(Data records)

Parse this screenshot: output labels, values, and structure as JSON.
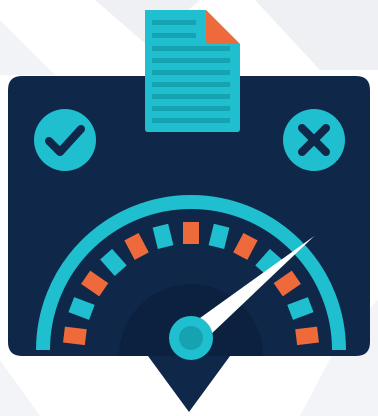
{
  "colors": {
    "panel": "#0f2749",
    "panel_shadow": "#0a1d38",
    "teal": "#1fbfcf",
    "teal_dark": "#15a3b2",
    "orange": "#ef6a3b",
    "needle": "#ffffff",
    "background_shapes": "#eceef2"
  },
  "icons": {
    "document": "document-icon",
    "approve": "check-icon",
    "reject": "close-icon",
    "gauge": "gauge-icon"
  },
  "gauge": {
    "segment_pattern": [
      "orange",
      "teal"
    ],
    "needle_level": 0.78
  }
}
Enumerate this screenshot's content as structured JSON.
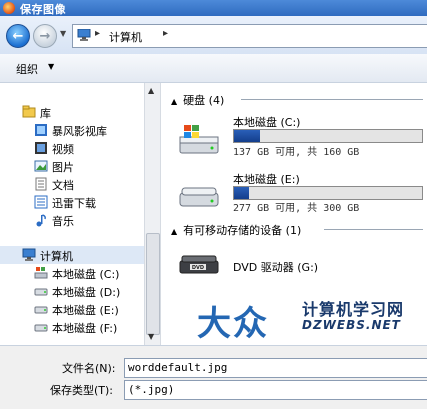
{
  "window": {
    "title": "保存图像"
  },
  "address": {
    "crumb": "计算机",
    "sep": "▸"
  },
  "toolbar": {
    "organize": "组织",
    "organize_arrow": "▼"
  },
  "sidebar": {
    "items": [
      {
        "label": "库",
        "icon": "library-icon"
      },
      {
        "label": "暴风影视库",
        "icon": "video-library-icon"
      },
      {
        "label": "视频",
        "icon": "video-icon"
      },
      {
        "label": "图片",
        "icon": "picture-icon"
      },
      {
        "label": "文档",
        "icon": "document-icon"
      },
      {
        "label": "迅雷下载",
        "icon": "download-icon"
      },
      {
        "label": "音乐",
        "icon": "music-icon"
      },
      {
        "label": "计算机",
        "icon": "computer-icon"
      },
      {
        "label": "本地磁盘 (C:)",
        "icon": "drive-c-icon"
      },
      {
        "label": "本地磁盘 (D:)",
        "icon": "drive-icon"
      },
      {
        "label": "本地磁盘 (E:)",
        "icon": "drive-icon"
      },
      {
        "label": "本地磁盘 (F:)",
        "icon": "drive-icon"
      }
    ]
  },
  "main": {
    "groups": [
      {
        "title": "硬盘 (4)"
      },
      {
        "title": "有可移动存储的设备 (1)"
      }
    ],
    "drives": [
      {
        "name": "本地磁盘 (C:)",
        "size": "137 GB 可用, 共 160 GB",
        "used_fraction": 0.14
      },
      {
        "name": "本地磁盘 (E:)",
        "size": "277 GB 可用, 共 300 GB",
        "used_fraction": 0.08
      },
      {
        "name": "DVD 驱动器 (G:)"
      }
    ]
  },
  "watermark": {
    "brand": "大众",
    "site_cn": "计算机学习网",
    "site_en": "DZWEBS.NET"
  },
  "form": {
    "filename_label": "文件名(N):",
    "filename_value": "worddefault.jpg",
    "filetype_label": "保存类型(T):",
    "filetype_value": " (*.jpg)"
  },
  "colors": {
    "titlebar": "#2f6bbf",
    "accent": "#2467b3",
    "drive_bar": "#1c4a9e"
  }
}
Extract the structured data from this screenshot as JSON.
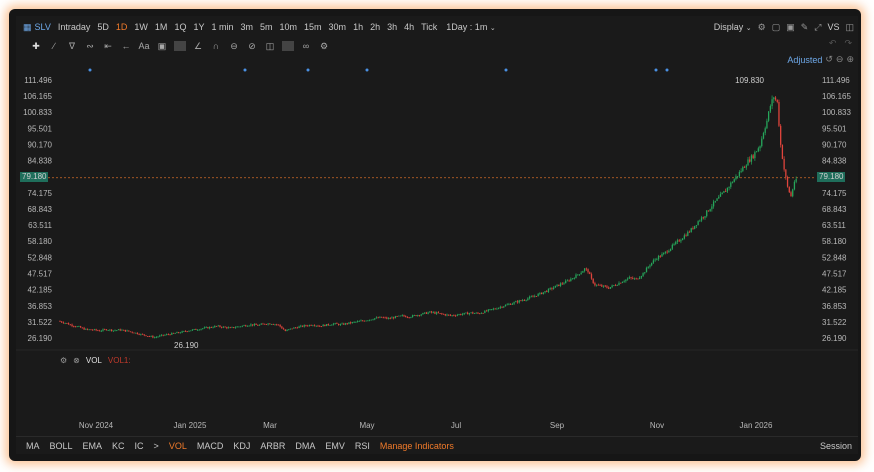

▶ [PROBLEM STATEMENT]: Look over the listing above. Pick out and copy every line that includes "structured".

▶ [RESULT OF THIS TASK]:
Enumerate this screenshot's content as structured JSON.
Extract the structured data from this screenshot as JSON.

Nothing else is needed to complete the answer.